§ Text section:
▼

- U.S. 12-inch vinyl single

Single by Vanessa Williams

from the album The Comfort Zone
- Released: October 29, 1991
- Recorded: 1989/1990/1991
- Studio: Sunset Sound Studios (Los Angeles, CA); Hollywood Sound (Los Angeles, CA);
- Genre: R&B
- Length: 3:57
- Label: Wing
- Songwriter(s): Kipper Jones; Reggie Stewart;
- Producer(s): Kipper Jones; Gerry Brown;

Vanessa Williams singles chronology
| "Running Back to You" (1991) | "The Comfort Zone" (1991) | "Save the Best for Last" (1992) |

Music video
- "The Comfort Zone" on YouTube

= The Comfort Zone (song) =

"The Comfort Zone" is a song by American singer and actress Vanessa Williams, released in October 1991 as the second single from her second studio album of the same name (1991). The song peaked at number two on the US Billboard Hot R&B/Hip-Hop Songs chart (behind Shanice's "I Love Your Smile") and was nominated for the 1993 Grammy Award for Best Female R&B Vocal Performance.

▲

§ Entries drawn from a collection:
▼

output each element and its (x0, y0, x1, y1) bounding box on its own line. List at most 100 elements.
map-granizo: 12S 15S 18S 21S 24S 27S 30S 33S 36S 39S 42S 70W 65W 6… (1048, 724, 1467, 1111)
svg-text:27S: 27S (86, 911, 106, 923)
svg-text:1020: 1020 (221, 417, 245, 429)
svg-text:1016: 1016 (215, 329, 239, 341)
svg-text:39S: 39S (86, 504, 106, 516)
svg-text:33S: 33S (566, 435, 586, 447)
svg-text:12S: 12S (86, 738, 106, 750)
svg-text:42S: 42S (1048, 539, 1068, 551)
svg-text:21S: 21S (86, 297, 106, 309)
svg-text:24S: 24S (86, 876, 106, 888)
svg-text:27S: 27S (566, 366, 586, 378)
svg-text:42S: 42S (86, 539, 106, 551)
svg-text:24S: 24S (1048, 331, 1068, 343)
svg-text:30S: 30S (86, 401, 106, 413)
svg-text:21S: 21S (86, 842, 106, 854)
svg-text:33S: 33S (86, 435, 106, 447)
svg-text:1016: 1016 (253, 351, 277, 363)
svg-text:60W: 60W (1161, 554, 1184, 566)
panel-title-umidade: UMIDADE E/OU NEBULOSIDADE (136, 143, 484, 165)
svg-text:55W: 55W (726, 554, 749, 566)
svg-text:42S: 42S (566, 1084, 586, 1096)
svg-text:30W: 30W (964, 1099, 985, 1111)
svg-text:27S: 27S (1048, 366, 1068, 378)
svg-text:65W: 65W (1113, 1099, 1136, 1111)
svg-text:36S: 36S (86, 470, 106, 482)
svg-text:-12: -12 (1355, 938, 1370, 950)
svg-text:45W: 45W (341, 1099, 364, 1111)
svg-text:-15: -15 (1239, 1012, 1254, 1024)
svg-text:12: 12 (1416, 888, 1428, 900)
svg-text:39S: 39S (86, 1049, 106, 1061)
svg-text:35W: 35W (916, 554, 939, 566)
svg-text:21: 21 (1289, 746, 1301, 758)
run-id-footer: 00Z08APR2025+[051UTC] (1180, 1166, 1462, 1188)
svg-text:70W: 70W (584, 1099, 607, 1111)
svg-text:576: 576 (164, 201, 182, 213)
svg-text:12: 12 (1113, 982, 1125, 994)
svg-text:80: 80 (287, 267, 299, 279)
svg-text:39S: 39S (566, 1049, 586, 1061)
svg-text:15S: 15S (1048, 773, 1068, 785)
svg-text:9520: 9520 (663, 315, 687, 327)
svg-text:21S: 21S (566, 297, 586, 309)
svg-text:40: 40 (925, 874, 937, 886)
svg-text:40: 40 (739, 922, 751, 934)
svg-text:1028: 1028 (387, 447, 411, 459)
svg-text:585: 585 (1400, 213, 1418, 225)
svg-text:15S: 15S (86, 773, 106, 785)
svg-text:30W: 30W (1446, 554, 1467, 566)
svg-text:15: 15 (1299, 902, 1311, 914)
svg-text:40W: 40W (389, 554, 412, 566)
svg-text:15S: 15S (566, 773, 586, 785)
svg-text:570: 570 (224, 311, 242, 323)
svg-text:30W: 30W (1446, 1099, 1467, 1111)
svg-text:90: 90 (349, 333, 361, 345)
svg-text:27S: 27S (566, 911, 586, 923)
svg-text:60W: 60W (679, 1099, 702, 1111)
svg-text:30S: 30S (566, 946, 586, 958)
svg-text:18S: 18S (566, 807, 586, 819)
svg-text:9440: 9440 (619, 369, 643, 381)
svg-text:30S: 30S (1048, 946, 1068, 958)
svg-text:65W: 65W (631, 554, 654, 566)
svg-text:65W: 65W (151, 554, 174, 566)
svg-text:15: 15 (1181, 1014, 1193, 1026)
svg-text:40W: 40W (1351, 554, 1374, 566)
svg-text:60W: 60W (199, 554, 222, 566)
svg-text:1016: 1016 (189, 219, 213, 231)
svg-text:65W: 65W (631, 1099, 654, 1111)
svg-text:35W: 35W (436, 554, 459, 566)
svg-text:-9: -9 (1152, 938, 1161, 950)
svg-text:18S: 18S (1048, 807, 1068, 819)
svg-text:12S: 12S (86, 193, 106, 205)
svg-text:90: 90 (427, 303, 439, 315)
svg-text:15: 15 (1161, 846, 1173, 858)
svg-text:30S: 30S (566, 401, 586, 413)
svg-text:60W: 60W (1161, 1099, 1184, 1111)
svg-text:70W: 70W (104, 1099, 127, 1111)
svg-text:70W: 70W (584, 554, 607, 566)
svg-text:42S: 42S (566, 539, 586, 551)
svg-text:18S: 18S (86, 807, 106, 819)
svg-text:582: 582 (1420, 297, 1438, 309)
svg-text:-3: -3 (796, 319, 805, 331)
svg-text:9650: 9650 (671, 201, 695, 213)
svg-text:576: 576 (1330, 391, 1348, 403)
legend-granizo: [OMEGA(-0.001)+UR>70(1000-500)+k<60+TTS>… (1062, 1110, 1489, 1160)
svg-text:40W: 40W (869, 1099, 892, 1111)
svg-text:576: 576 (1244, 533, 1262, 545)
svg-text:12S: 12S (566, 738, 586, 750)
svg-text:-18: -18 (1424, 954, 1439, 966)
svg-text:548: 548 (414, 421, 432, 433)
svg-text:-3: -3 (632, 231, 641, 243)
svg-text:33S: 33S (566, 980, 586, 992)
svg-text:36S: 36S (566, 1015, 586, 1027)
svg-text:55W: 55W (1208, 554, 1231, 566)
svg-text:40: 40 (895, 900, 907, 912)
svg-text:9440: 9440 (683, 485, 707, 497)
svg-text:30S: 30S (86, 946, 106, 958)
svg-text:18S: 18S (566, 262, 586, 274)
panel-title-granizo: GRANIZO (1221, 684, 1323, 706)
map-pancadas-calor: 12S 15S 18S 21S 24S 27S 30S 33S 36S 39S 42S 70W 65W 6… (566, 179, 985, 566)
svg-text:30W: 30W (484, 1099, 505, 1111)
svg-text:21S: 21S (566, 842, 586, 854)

▲

§ Exercise tasks:
- a) Reproduce word for word the stretch of the song article from "Vanessa Williams singles" through "R&B Vocal Performance.".
- b) Recast the stretch of the listing from its first line through the line containing "svg-text:42S: 42S (566, 1084, 586, 1096)" as a numbered list, omitting blank lines.
This listing has no connection to the article about the song.

§ Complete answers:
- a)
Vanessa Williams singles chronology
| "Running Back to You" (1991) | "The Comfort Zone" (1991) | "Save the Best for Last" (1992) |

Music video
- "The Comfort Zone" on YouTube

= The Comfort Zone (song) =

"The Comfort Zone" is a song by American singer and actress Vanessa Williams, released in October 1991 as the second single from her second studio album of the same name (1991). The song peaked at number two on the US Billboard Hot R&B/Hip-Hop Songs chart (behind Shanice's "I Love Your Smile") and was nominated for the 1993 Grammy Award for Best Female R&B Vocal Performance.

- b)
1. output each element and its (x0, y0, x1, y1) bounding box on its own line. List at most 100 elements.
2. map-granizo: 12S 15S 18S 21S 24S 27S 30S 33S 36S 39S 42S 70W 65W 6… (1048, 724, 1467, 1111)
3. svg-text:27S: 27S (86, 911, 106, 923)
4. svg-text:1020: 1020 (221, 417, 245, 429)
5. svg-text:1016: 1016 (215, 329, 239, 341)
6. svg-text:39S: 39S (86, 504, 106, 516)
7. svg-text:33S: 33S (566, 435, 586, 447)
8. svg-text:12S: 12S (86, 738, 106, 750)
9. svg-text:42S: 42S (1048, 539, 1068, 551)
10. svg-text:21S: 21S (86, 297, 106, 309)
11. svg-text:24S: 24S (86, 876, 106, 888)
12. svg-text:27S: 27S (566, 366, 586, 378)
13. svg-text:42S: 42S (86, 539, 106, 551)
14. svg-text:24S: 24S (1048, 331, 1068, 343)
15. svg-text:30S: 30S (86, 401, 106, 413)
16. svg-text:21S: 21S (86, 842, 106, 854)
17. svg-text:33S: 33S (86, 435, 106, 447)
18. svg-text:1016: 1016 (253, 351, 277, 363)
19. svg-text:60W: 60W (1161, 554, 1184, 566)
20. panel-title-umidade: UMIDADE E/OU NEBULOSIDADE (136, 143, 484, 165)
21. svg-text:55W: 55W (726, 554, 749, 566)
22. svg-text:42S: 42S (566, 1084, 586, 1096)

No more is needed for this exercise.